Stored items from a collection
Begin

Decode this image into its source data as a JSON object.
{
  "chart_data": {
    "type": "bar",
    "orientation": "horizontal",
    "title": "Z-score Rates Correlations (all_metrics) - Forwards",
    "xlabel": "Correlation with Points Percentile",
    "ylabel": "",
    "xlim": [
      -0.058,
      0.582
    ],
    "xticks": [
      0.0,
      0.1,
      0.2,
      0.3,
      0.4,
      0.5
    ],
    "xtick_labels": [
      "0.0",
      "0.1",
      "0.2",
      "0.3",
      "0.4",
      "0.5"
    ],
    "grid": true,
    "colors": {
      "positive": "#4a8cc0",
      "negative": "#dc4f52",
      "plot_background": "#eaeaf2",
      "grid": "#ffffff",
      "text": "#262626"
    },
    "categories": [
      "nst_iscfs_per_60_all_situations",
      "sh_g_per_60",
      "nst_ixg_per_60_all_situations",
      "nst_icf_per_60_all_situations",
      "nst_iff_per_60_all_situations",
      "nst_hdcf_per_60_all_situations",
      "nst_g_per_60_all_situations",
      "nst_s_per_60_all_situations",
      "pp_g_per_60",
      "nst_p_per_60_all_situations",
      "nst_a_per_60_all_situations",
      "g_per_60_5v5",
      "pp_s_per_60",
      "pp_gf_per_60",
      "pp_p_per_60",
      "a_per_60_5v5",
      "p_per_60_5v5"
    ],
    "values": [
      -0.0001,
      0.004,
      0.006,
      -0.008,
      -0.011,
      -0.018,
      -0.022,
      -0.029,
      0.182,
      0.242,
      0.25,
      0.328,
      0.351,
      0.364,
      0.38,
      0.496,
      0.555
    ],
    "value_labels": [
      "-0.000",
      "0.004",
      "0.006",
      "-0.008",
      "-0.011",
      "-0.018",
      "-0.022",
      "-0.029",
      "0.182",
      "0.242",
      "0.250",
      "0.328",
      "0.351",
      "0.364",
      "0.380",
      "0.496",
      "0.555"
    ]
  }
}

End

### REQUIREMENT
Print out all the entries precisely as written.

### FULL OUTPUT
Decode this image into its source data as a JSON object.
{
  "chart_data": {
    "type": "bar",
    "orientation": "horizontal",
    "title": "Z-score Rates Correlations (all_metrics) - Forwards",
    "xlabel": "Correlation with Points Percentile",
    "ylabel": "",
    "xlim": [
      -0.058,
      0.582
    ],
    "xticks": [
      0.0,
      0.1,
      0.2,
      0.3,
      0.4,
      0.5
    ],
    "xtick_labels": [
      "0.0",
      "0.1",
      "0.2",
      "0.3",
      "0.4",
      "0.5"
    ],
    "grid": true,
    "colors": {
      "positive": "#4a8cc0",
      "negative": "#dc4f52",
      "plot_background": "#eaeaf2",
      "grid": "#ffffff",
      "text": "#262626"
    },
    "categories": [
      "nst_iscfs_per_60_all_situations",
      "sh_g_per_60",
      "nst_ixg_per_60_all_situations",
      "nst_icf_per_60_all_situations",
      "nst_iff_per_60_all_situations",
      "nst_hdcf_per_60_all_situations",
      "nst_g_per_60_all_situations",
      "nst_s_per_60_all_situations",
      "pp_g_per_60",
      "nst_p_per_60_all_situations",
      "nst_a_per_60_all_situations",
      "g_per_60_5v5",
      "pp_s_per_60",
      "pp_gf_per_60",
      "pp_p_per_60",
      "a_per_60_5v5",
      "p_per_60_5v5"
    ],
    "values": [
      -0.0001,
      0.004,
      0.006,
      -0.008,
      -0.011,
      -0.018,
      -0.022,
      -0.029,
      0.182,
      0.242,
      0.25,
      0.328,
      0.351,
      0.364,
      0.38,
      0.496,
      0.555
    ],
    "value_labels": [
      "-0.000",
      "0.004",
      "0.006",
      "-0.008",
      "-0.011",
      "-0.018",
      "-0.022",
      "-0.029",
      "0.182",
      "0.242",
      "0.250",
      "0.328",
      "0.351",
      "0.364",
      "0.380",
      "0.496",
      "0.555"
    ]
  }
}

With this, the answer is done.